> _Extracted entries_
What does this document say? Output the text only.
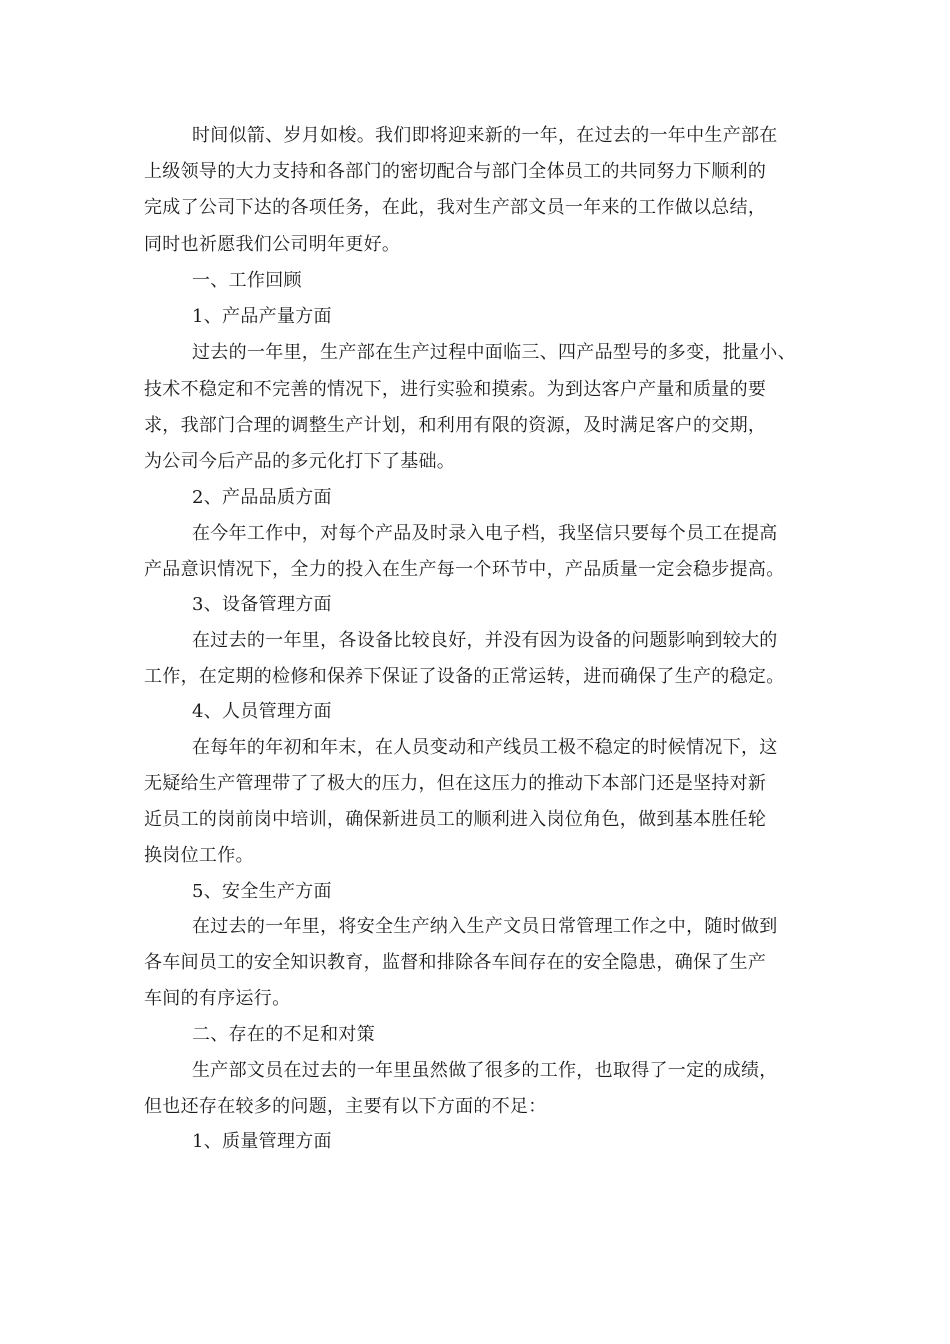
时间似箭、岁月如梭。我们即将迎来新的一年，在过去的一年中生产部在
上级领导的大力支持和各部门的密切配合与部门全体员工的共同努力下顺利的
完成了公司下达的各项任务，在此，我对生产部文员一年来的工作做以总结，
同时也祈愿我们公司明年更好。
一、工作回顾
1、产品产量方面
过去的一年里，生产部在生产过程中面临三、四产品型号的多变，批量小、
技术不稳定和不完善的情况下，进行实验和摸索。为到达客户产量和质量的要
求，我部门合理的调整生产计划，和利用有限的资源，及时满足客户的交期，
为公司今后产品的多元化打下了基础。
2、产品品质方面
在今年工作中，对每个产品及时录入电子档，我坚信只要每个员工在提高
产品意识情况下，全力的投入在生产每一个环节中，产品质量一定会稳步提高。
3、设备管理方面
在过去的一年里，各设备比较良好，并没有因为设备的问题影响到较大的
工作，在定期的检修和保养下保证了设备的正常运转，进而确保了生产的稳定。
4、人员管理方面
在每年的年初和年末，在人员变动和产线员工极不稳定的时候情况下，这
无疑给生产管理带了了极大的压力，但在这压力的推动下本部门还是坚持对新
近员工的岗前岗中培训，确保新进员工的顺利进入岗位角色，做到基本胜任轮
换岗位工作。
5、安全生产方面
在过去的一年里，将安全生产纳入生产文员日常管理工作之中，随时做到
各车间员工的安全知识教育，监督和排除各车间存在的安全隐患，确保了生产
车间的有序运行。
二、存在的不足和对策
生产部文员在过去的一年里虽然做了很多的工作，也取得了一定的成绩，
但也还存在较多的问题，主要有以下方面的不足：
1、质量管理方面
--
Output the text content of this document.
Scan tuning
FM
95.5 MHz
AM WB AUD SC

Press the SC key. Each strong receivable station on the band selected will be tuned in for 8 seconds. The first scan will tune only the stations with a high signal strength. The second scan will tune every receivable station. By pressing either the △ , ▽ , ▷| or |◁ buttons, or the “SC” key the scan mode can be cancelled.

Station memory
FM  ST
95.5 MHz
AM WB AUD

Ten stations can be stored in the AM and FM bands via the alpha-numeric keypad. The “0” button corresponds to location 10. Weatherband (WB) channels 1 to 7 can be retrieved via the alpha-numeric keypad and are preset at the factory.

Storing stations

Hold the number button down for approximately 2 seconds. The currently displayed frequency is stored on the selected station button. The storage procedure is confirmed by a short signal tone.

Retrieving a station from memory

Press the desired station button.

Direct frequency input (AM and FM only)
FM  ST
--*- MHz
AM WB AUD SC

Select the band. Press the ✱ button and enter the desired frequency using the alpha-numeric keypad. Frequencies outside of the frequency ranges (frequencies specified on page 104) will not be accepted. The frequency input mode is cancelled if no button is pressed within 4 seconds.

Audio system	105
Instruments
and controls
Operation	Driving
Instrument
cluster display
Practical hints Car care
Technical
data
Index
...
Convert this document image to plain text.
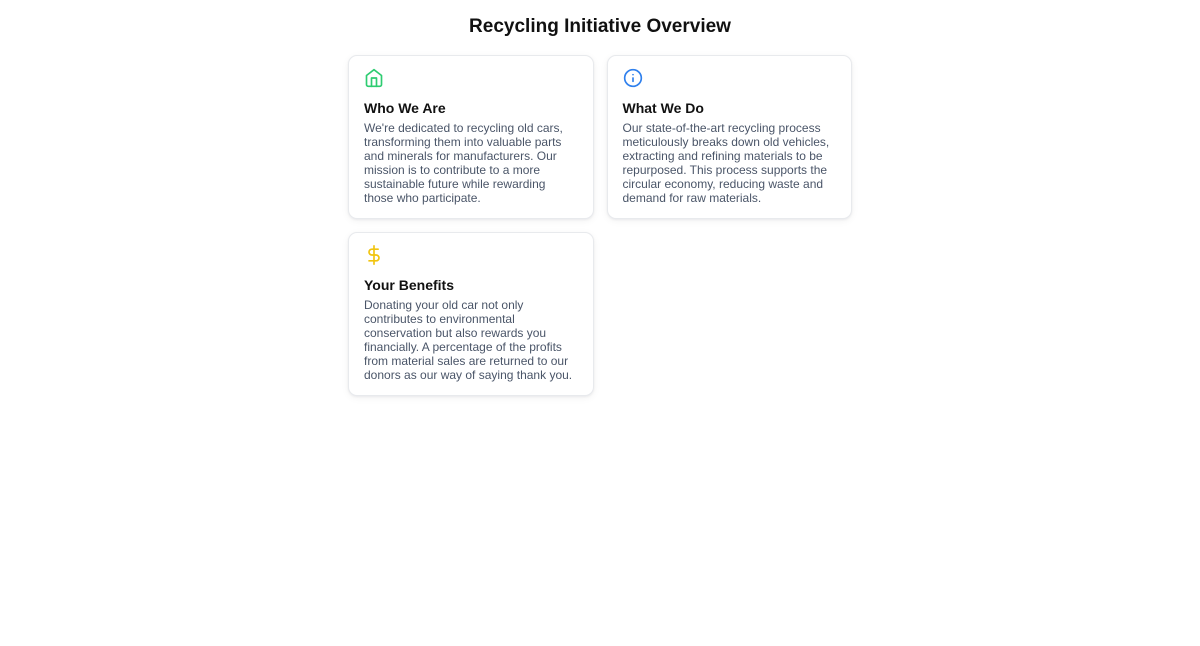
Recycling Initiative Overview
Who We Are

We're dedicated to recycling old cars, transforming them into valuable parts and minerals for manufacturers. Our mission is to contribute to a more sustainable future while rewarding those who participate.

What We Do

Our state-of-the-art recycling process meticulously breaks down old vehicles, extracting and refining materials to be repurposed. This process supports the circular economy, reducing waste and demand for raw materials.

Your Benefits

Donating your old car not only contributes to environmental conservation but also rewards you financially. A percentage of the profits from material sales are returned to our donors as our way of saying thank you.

> _Written request_
Which lines of the data above contain "mode"? Copy each one.

> _Answer to this task_
Press the SC key. Each strong receivable station on the band selected will be tuned in for 8 seconds. The first scan will tune only the stations with a high signal strength. The second scan will tune every receivable station. By pressing either the △ , ▽ , ▷| or |◁ buttons, or the “SC” key the scan mode can be cancelled.
Select the band. Press the ✱ button and enter the desired frequency using the alpha-numeric keypad. Frequencies outside of the frequency ranges (frequencies specified on page 104) will not be accepted. The frequency input mode is cancelled if no button is pressed within 4 seconds.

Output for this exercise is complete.